◆ **GIVEN TASK**: Find each line with the string "exists" and report it.
——————————
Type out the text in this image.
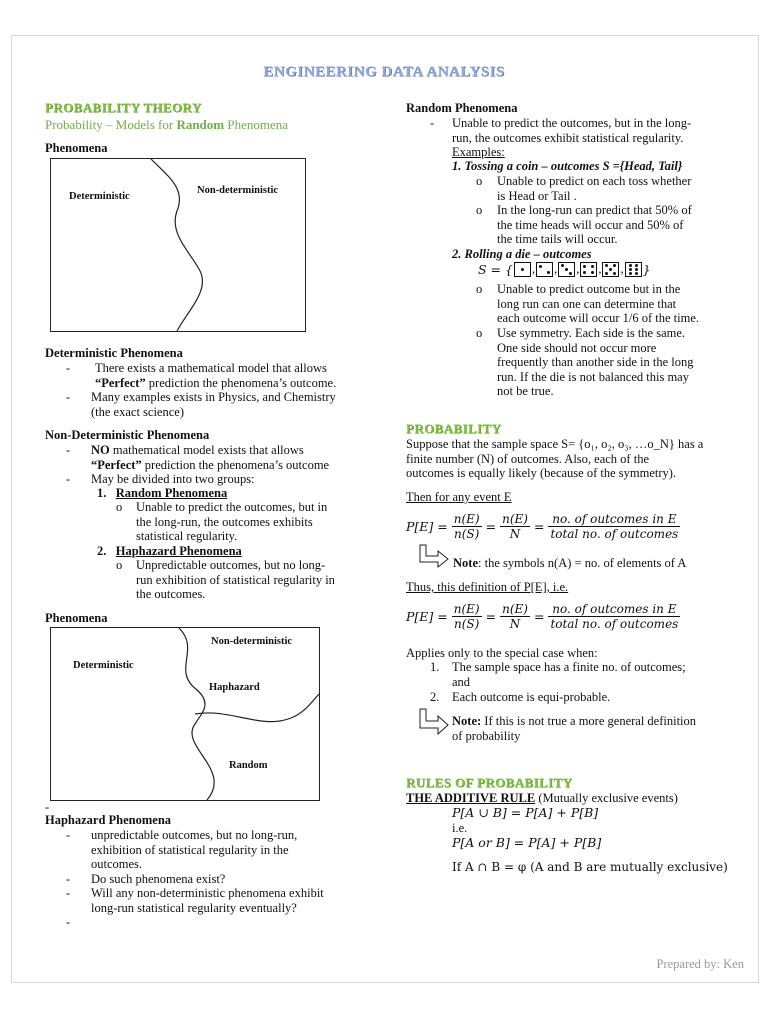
ENGINEERING DATA ANALYSIS
PROBABILITY THEORY
Probability – Models for Random Phenomena
Phenomena
Deterministic
Non-deterministic
Deterministic Phenomena
- There exists a mathematical model that allows
“Perfect” prediction the phenomena’s outcome.
- Many examples exists in Physics, and Chemistry
(the exact science)
Non-Deterministic Phenomena
- NO mathematical model exists that allows
“Perfect” prediction the phenomena’s outcome
- May be divided into two groups:
1. Random Phenomena
o Unable to predict the outcomes, but in
the long-run, the outcomes exhibits
statistical regularity.
2. Haphazard Phenomena
o Unpredictable outcomes, but no long-
run exhibition of statistical regularity in
the outcomes.
Phenomena
Non-deterministic
Deterministic
Haphazard
Random
-
Haphazard Phenomena
- unpredictable outcomes, but no long-run,
exhibition of statistical regularity in the
outcomes.
- Do such phenomena exist?
- Will any non-deterministic phenomena exhibit
long-run statistical regularity eventually?
-
Random Phenomena
- Unable to predict the outcomes, but in the long-
run, the outcomes exhibit statistical regularity.
Examples:
1. Tossing a coin – outcomes S ={Head, Tail}
o Unable to predict on each toss whether
is Head or Tail .
o In the long-run can predict that 50% of
the time heads will occur and 50% of
the time tails will occur.
2. Rolling a die – outcomes
S = { ,
,
,
,
, }
o Unable to predict outcome but in the
long run can one can determine that
each outcome will occur 1/6 of the time.
o Use symmetry. Each side is the same.
One side should not occur more
frequently than another side in the long
run. If the die is not balanced this may
not be true.
PROBABILITY
Suppose that the sample space S= {o₁, o₂, o₃, …o_N} has a
finite number (N) of outcomes. Also, each of the
outcomes is equally likely (because of the symmetry).
Then for any event E
$P[E] = \frac{n(E)}{n(S)} = \frac{n(E)}{N} = \frac{\text{no. of outcomes in E}}{\text{total no. of outcomes}}$
Note: the symbols n(A) = no. of elements of A
Thus, this definition of P[E], i.e.
$P[E] = \frac{n(E)}{n(S)} = \frac{n(E)}{N} = \frac{\text{no. of outcomes in E}}{\text{total no. of outcomes}}$
Applies only to the special case when:
1. The sample space has a finite no. of outcomes;
and
2. Each outcome is equi-probable.
Note: If this is not true a more general definition
of probability
RULES OF PROBABILITY
THE ADDITIVE RULE (Mutually exclusive events)
P[A ∪ B] = P[A] + P[B]
i.e.
P[A or B] = P[A] + P[B]
If A ∩ B = φ (A and B are mutually exclusive)
Prepared by: Ken
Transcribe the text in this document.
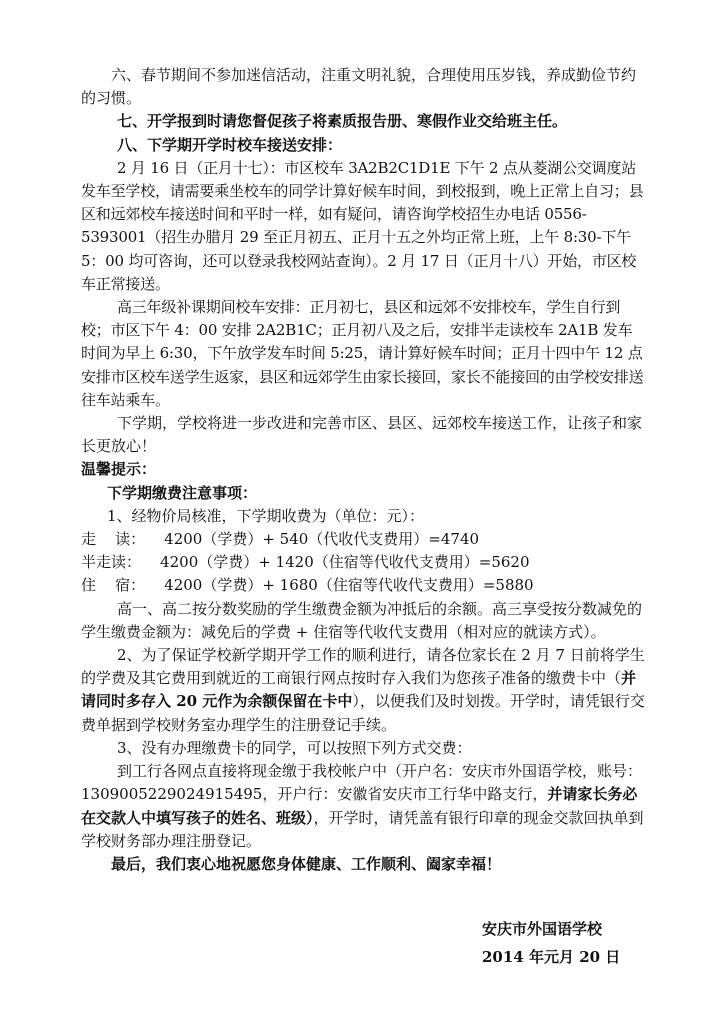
六、春节期间不参加迷信活动，注重文明礼貌，合理使用压岁钱，养成勤俭节约的习惯。

七、开学报到时请您督促孩子将素质报告册、寒假作业交给班主任。

八、下学期开学时校车接送安排：

2 月 16 日（正月十七）：市区校车 3A2B2C1D1E 下午 2 点从菱湖公交调度站发车至学校，请需要乘坐校车的同学计算好候车时间，到校报到，晚上正常上自习；县区和远郊校车接送时间和平时一样，如有疑问，请咨询学校招生办电话 0556-5393001（招生办腊月 29 至正月初五、正月十五之外均正常上班，上午 8:30-下午 5：00 均可咨询，还可以登录我校网站查询）。2 月 17 日（正月十八）开始，市区校车正常接送。

高三年级补课期间校车安排：正月初七，县区和远郊不安排校车，学生自行到校；市区下午 4：00 安排 2A2B1C；正月初八及之后，安排半走读校车 2A1B 发车时间为早上 6:30，下午放学发车时间 5:25，请计算好候车时间；正月十四中午 12 点安排市区校车送学生返家，县区和远郊学生由家长接回，家长不能接回的由学校安排送往车站乘车。

下学期，学校将进一步改进和完善市区、县区、远郊校车接送工作，让孩子和家长更放心！

温馨提示：

下学期缴费注意事项：

1、经物价局核准，下学期收费为（单位：元）：

走    读：    4200（学费）+ 540（代收代支费用）=4740

半走读：    4200（学费）+ 1420（住宿等代收代支费用）=5620

住    宿：    4200（学费）+ 1680（住宿等代收代支费用）=5880

高一、高二按分数奖励的学生缴费金额为冲抵后的余额。高三享受按分数减免的学生缴费金额为：减免后的学费 + 住宿等代收代支费用（相对应的就读方式）。

2、为了保证学校新学期开学工作的顺利进行，请各位家长在 2 月 7 日前将学生的学费及其它费用到就近的工商银行网点按时存入我们为您孩子准备的缴费卡中（并请同时多存入 20 元作为余额保留在卡中），以便我们及时划拨。开学时，请凭银行交费单据到学校财务室办理学生的注册登记手续。

3、没有办理缴费卡的同学，可以按照下列方式交费：

到工行各网点直接将现金缴于我校帐户中（开户名：安庆市外国语学校，账号：1309005229024915495，开户行：安徽省安庆市工行华中路支行，并请家长务必在交款人中填写孩子的姓名、班级），开学时，请凭盖有银行印章的现金交款回执单到学校财务部办理注册登记。

最后，我们衷心地祝愿您身体健康、工作顺利、阖家幸福！

安庆市外国语学校
2014 年元月 20 日
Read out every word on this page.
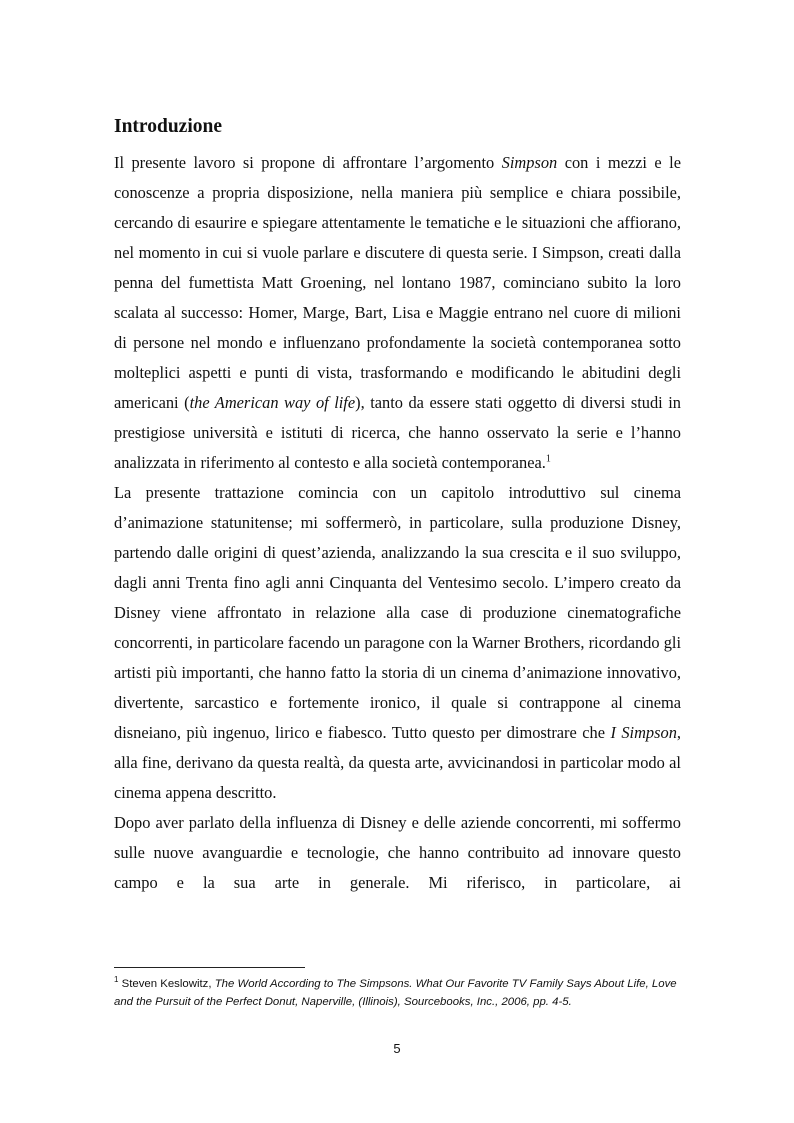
Introduzione

Il presente lavoro si propone di affrontare l’argomento Simpson con i mezzi e le conoscenze a propria disposizione, nella maniera più semplice e chiara possibile, cercando di esaurire e spiegare attentamente le tematiche e le situazioni che affiorano, nel momento in cui si vuole parlare e discutere di questa serie. I Simpson, creati dalla penna del fumettista Matt Groening, nel lontano 1987, cominciano subito la loro scalata al successo: Homer, Marge, Bart, Lisa e Maggie entrano nel cuore di milioni di persone nel mondo e influenzano profondamente la società contemporanea sotto molteplici aspetti e punti di vista, trasformando e modificando le abitudini degli americani (the American way of life), tanto da essere stati oggetto di diversi studi in prestigiose università e istituti di ricerca, che hanno osservato la serie e l’hanno analizzata in riferimento al contesto e alla società contemporanea.$^1$

La presente trattazione comincia con un capitolo introduttivo sul cinema d’animazione statunitense; mi soffermerò, in particolare, sulla produzione Disney, partendo dalle origini di quest’azienda, analizzando la sua crescita e il suo sviluppo, dagli anni Trenta fino agli anni Cinquanta del Ventesimo secolo. L’impero creato da Disney viene affrontato in relazione alla case di produzione cinematografiche concorrenti, in particolare facendo un paragone con la Warner Brothers, ricordando gli artisti più importanti, che hanno fatto la storia di un cinema d’animazione innovativo, divertente, sarcastico e fortemente ironico, il quale si contrappone al cinema disneiano, più ingenuo, lirico e fiabesco. Tutto questo per dimostrare che I Simpson, alla fine, derivano da questa realtà, da questa arte, avvicinandosi in particolar modo al cinema appena descritto.

Dopo aver parlato della influenza di Disney e delle aziende concorrenti, mi soffermo sulle nuove avanguardie e tecnologie, che hanno contribuito ad innovare questo campo e la sua arte in generale. Mi riferisco, in particolare, ai

$^1$ Steven Keslowitz, The World According to The Simpsons. What Our Favorite TV Family Says About Life, Love and the Pursuit of the Perfect Donut, Naperville, (Illinois), Sourcebooks, Inc., 2006, pp. 4-5.

5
——————————
◆ **SOLUTION BELOW**:
- There exists a mathematical model that allows
- Many examples exists in Physics, and Chemistry
- NO mathematical model exists that allows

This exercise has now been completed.